--- START OF Supplied data ---

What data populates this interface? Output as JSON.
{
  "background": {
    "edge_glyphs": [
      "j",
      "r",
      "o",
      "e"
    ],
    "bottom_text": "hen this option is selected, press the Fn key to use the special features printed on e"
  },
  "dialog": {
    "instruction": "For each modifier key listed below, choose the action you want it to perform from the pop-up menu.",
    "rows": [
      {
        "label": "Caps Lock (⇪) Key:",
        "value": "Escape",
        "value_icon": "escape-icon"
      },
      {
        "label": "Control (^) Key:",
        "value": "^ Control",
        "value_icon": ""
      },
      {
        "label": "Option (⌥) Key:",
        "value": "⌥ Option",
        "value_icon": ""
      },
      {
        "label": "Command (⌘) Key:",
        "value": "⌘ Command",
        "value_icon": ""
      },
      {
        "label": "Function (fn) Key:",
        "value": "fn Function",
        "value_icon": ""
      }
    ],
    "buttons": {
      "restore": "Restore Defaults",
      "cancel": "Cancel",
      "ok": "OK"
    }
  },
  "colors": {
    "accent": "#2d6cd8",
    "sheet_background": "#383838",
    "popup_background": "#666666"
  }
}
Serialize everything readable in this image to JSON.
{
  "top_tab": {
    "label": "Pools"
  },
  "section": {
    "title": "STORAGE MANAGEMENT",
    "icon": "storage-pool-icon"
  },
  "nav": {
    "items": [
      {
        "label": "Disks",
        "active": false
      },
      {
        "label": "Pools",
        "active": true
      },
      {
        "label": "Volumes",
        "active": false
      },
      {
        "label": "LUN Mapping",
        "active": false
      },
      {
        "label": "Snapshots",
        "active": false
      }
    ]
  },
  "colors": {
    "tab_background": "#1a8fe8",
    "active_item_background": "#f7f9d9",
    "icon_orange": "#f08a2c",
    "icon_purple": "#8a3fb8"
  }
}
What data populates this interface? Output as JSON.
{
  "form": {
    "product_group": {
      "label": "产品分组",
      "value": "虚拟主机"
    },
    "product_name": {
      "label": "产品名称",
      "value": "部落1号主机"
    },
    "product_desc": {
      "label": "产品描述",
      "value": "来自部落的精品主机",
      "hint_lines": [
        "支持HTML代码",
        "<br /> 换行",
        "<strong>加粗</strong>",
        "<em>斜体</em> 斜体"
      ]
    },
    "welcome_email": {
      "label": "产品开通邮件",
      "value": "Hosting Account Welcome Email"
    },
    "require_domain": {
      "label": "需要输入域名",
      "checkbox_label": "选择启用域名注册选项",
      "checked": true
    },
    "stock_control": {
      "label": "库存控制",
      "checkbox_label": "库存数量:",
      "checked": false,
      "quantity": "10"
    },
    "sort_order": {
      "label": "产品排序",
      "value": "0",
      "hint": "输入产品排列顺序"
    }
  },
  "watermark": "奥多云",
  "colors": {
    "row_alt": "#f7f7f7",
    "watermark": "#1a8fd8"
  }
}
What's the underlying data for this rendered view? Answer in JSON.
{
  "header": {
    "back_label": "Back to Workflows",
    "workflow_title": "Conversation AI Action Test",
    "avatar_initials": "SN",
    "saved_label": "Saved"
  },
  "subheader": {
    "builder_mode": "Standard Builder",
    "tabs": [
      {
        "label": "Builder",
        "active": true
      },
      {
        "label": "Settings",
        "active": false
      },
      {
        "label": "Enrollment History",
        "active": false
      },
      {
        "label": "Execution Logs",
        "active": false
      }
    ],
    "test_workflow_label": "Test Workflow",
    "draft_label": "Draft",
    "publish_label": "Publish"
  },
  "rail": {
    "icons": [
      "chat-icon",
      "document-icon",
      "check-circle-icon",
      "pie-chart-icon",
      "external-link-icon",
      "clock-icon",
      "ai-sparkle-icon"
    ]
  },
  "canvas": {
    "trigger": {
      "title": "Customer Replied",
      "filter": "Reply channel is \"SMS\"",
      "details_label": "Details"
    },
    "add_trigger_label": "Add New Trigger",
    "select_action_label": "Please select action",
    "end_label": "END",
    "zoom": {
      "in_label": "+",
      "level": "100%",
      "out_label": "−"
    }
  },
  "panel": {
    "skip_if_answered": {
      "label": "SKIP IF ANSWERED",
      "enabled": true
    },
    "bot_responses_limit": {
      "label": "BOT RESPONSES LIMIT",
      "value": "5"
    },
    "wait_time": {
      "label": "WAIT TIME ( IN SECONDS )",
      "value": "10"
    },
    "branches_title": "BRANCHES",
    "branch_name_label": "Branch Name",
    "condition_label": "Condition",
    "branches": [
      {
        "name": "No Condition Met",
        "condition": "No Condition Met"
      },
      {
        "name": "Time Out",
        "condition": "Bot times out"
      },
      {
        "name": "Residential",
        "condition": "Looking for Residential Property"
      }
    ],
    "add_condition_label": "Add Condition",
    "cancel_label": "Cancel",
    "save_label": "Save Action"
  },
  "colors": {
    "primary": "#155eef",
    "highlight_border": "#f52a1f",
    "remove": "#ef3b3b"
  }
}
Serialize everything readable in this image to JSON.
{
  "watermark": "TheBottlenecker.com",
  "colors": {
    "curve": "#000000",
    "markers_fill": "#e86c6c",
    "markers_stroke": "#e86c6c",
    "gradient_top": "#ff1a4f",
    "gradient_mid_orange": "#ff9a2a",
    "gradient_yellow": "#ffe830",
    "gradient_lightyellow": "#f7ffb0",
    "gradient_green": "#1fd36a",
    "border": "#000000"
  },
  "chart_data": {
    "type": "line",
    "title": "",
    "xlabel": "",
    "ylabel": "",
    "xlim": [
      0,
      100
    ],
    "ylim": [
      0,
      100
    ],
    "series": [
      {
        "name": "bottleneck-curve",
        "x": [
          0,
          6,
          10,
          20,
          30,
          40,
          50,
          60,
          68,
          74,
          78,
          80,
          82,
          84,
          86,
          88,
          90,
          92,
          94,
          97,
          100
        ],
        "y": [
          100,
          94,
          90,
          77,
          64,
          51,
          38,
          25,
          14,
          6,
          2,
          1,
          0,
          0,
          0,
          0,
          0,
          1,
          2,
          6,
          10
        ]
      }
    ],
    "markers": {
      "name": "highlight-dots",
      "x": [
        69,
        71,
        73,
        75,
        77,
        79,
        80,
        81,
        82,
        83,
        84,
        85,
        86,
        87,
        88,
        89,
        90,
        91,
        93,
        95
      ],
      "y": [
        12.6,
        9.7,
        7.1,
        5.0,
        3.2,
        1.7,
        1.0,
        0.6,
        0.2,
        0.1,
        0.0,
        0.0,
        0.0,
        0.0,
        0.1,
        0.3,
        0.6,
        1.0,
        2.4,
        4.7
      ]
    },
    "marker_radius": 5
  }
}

--- END OF Supplied data ---

» Description of the task:
The records above need to be transcribed in full. Keep every character unchanged.

» Response for this exercise:
What data populates this interface? Output as JSON.
{
  "background": {
    "edge_glyphs": [
      "j",
      "r",
      "o",
      "e"
    ],
    "bottom_text": "hen this option is selected, press the Fn key to use the special features printed on e"
  },
  "dialog": {
    "instruction": "For each modifier key listed below, choose the action you want it to perform from the pop-up menu.",
    "rows": [
      {
        "label": "Caps Lock (⇪) Key:",
        "value": "Escape",
        "value_icon": "escape-icon"
      },
      {
        "label": "Control (^) Key:",
        "value": "^ Control",
        "value_icon": ""
      },
      {
        "label": "Option (⌥) Key:",
        "value": "⌥ Option",
        "value_icon": ""
      },
      {
        "label": "Command (⌘) Key:",
        "value": "⌘ Command",
        "value_icon": ""
      },
      {
        "label": "Function (fn) Key:",
        "value": "fn Function",
        "value_icon": ""
      }
    ],
    "buttons": {
      "restore": "Restore Defaults",
      "cancel": "Cancel",
      "ok": "OK"
    }
  },
  "colors": {
    "accent": "#2d6cd8",
    "sheet_background": "#383838",
    "popup_background": "#666666"
  }
}
Serialize everything readable in this image to JSON.
{
  "top_tab": {
    "label": "Pools"
  },
  "section": {
    "title": "STORAGE MANAGEMENT",
    "icon": "storage-pool-icon"
  },
  "nav": {
    "items": [
      {
        "label": "Disks",
        "active": false
      },
      {
        "label": "Pools",
        "active": true
      },
      {
        "label": "Volumes",
        "active": false
      },
      {
        "label": "LUN Mapping",
        "active": false
      },
      {
        "label": "Snapshots",
        "active": false
      }
    ]
  },
  "colors": {
    "tab_background": "#1a8fe8",
    "active_item_background": "#f7f9d9",
    "icon_orange": "#f08a2c",
    "icon_purple": "#8a3fb8"
  }
}
What data populates this interface? Output as JSON.
{
  "form": {
    "product_group": {
      "label": "产品分组",
      "value": "虚拟主机"
    },
    "product_name": {
      "label": "产品名称",
      "value": "部落1号主机"
    },
    "product_desc": {
      "label": "产品描述",
      "value": "来自部落的精品主机",
      "hint_lines": [
        "支持HTML代码",
        "<br /> 换行",
        "<strong>加粗</strong>",
        "<em>斜体</em> 斜体"
      ]
    },
    "welcome_email": {
      "label": "产品开通邮件",
      "value": "Hosting Account Welcome Email"
    },
    "require_domain": {
      "label": "需要输入域名",
      "checkbox_label": "选择启用域名注册选项",
      "checked": true
    },
    "stock_control": {
      "label": "库存控制",
      "checkbox_label": "库存数量:",
      "checked": false,
      "quantity": "10"
    },
    "sort_order": {
      "label": "产品排序",
      "value": "0",
      "hint": "输入产品排列顺序"
    }
  },
  "watermark": "奥多云",
  "colors": {
    "row_alt": "#f7f7f7",
    "watermark": "#1a8fd8"
  }
}
What's the underlying data for this rendered view? Answer in JSON.
{
  "header": {
    "back_label": "Back to Workflows",
    "workflow_title": "Conversation AI Action Test",
    "avatar_initials": "SN",
    "saved_label": "Saved"
  },
  "subheader": {
    "builder_mode": "Standard Builder",
    "tabs": [
      {
        "label": "Builder",
        "active": true
      },
      {
        "label": "Settings",
        "active": false
      },
      {
        "label": "Enrollment History",
        "active": false
      },
      {
        "label": "Execution Logs",
        "active": false
      }
    ],
    "test_workflow_label": "Test Workflow",
    "draft_label": "Draft",
    "publish_label": "Publish"
  },
  "rail": {
    "icons": [
      "chat-icon",
      "document-icon",
      "check-circle-icon",
      "pie-chart-icon",
      "external-link-icon",
      "clock-icon",
      "ai-sparkle-icon"
    ]
  },
  "canvas": {
    "trigger": {
      "title": "Customer Replied",
      "filter": "Reply channel is \"SMS\"",
      "details_label": "Details"
    },
    "add_trigger_label": "Add New Trigger",
    "select_action_label": "Please select action",
    "end_label": "END",
    "zoom": {
      "in_label": "+",
      "level": "100%",
      "out_label": "−"
    }
  },
  "panel": {
    "skip_if_answered": {
      "label": "SKIP IF ANSWERED",
      "enabled": true
    },
    "bot_responses_limit": {
      "label": "BOT RESPONSES LIMIT",
      "value": "5"
    },
    "wait_time": {
      "label": "WAIT TIME ( IN SECONDS )",
      "value": "10"
    },
    "branches_title": "BRANCHES",
    "branch_name_label": "Branch Name",
    "condition_label": "Condition",
    "branches": [
      {
        "name": "No Condition Met",
        "condition": "No Condition Met"
      },
      {
        "name": "Time Out",
        "condition": "Bot times out"
      },
      {
        "name": "Residential",
        "condition": "Looking for Residential Property"
      }
    ],
    "add_condition_label": "Add Condition",
    "cancel_label": "Cancel",
    "save_label": "Save Action"
  },
  "colors": {
    "primary": "#155eef",
    "highlight_border": "#f52a1f",
    "remove": "#ef3b3b"
  }
}
Serialize everything readable in this image to JSON.
{
  "watermark": "TheBottlenecker.com",
  "colors": {
    "curve": "#000000",
    "markers_fill": "#e86c6c",
    "markers_stroke": "#e86c6c",
    "gradient_top": "#ff1a4f",
    "gradient_mid_orange": "#ff9a2a",
    "gradient_yellow": "#ffe830",
    "gradient_lightyellow": "#f7ffb0",
    "gradient_green": "#1fd36a",
    "border": "#000000"
  },
  "chart_data": {
    "type": "line",
    "title": "",
    "xlabel": "",
    "ylabel": "",
    "xlim": [
      0,
      100
    ],
    "ylim": [
      0,
      100
    ],
    "series": [
      {
        "name": "bottleneck-curve",
        "x": [
          0,
          6,
          10,
          20,
          30,
          40,
          50,
          60,
          68,
          74,
          78,
          80,
          82,
          84,
          86,
          88,
          90,
          92,
          94,
          97,
          100
        ],
        "y": [
          100,
          94,
          90,
          77,
          64,
          51,
          38,
          25,
          14,
          6,
          2,
          1,
          0,
          0,
          0,
          0,
          0,
          1,
          2,
          6,
          10
        ]
      }
    ],
    "markers": {
      "name": "highlight-dots",
      "x": [
        69,
        71,
        73,
        75,
        77,
        79,
        80,
        81,
        82,
        83,
        84,
        85,
        86,
        87,
        88,
        89,
        90,
        91,
        93,
        95
      ],
      "y": [
        12.6,
        9.7,
        7.1,
        5.0,
        3.2,
        1.7,
        1.0,
        0.6,
        0.2,
        0.1,
        0.0,
        0.0,
        0.0,
        0.0,
        0.1,
        0.3,
        0.6,
        1.0,
        2.4,
        4.7
      ]
    },
    "marker_radius": 5
  }
}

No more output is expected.